Start

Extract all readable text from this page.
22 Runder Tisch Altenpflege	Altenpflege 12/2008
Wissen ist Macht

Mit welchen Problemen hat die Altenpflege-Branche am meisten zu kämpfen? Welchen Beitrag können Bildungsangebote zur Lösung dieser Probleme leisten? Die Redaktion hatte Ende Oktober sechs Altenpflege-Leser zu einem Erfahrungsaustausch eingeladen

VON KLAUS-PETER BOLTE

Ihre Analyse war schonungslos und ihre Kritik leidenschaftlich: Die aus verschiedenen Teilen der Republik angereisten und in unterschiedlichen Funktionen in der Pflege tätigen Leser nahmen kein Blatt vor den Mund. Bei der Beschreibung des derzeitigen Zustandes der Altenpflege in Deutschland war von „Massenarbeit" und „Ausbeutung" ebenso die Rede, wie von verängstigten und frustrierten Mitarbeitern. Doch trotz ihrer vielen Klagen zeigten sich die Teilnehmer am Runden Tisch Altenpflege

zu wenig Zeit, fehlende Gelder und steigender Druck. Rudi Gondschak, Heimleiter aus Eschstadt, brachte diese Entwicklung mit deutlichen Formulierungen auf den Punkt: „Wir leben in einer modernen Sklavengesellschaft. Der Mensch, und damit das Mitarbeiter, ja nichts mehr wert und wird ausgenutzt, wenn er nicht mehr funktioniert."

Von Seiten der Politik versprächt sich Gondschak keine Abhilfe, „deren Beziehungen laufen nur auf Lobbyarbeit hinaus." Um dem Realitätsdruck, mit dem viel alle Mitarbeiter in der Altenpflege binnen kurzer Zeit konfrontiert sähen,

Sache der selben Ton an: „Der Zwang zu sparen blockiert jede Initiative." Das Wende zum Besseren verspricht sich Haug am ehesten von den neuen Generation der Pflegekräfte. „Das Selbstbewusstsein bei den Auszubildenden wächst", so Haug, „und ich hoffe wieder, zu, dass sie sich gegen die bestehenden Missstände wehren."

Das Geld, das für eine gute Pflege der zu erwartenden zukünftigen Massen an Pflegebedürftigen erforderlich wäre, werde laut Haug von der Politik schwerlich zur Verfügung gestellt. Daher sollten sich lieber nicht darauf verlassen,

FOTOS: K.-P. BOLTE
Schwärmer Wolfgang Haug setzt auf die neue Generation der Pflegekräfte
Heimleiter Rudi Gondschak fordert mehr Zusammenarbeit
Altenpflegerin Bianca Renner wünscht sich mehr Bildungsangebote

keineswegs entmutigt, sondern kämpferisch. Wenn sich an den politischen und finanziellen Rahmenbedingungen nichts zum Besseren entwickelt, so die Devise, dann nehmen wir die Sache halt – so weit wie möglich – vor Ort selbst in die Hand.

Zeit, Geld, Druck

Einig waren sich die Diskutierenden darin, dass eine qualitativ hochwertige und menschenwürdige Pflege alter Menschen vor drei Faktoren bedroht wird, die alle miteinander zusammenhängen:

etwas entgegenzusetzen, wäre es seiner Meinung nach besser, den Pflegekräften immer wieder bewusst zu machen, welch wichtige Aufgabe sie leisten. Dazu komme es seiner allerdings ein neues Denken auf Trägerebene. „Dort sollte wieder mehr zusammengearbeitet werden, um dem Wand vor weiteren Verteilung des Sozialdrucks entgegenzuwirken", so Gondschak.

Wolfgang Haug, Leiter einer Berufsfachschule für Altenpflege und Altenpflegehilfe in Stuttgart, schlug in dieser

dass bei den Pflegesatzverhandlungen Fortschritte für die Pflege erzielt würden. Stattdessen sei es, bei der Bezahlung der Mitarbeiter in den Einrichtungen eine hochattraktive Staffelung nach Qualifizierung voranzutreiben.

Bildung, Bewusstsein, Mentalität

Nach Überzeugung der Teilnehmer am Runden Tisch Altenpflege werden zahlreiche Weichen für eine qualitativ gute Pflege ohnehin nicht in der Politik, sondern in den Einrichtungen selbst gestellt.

End

#### What you will do
From the listing above, return each line with the word "gute".

#### Result for this exercise
Das Geld, das für eine gute Pflege der zu erwartenden zukünftigen Massen an Pflegebedürftigen erforderlich wäre, werde laut Haug von der Politik schwerlich zur Verfügung gestellt. Daher sollten sich lieber nicht darauf verlassen,
Nach Überzeugung der Teilnehmer am Runden Tisch Altenpflege werden zahlreiche Weichen für eine qualitativ gute Pflege ohnehin nicht in der Politik, sondern in den Einrichtungen selbst gestellt.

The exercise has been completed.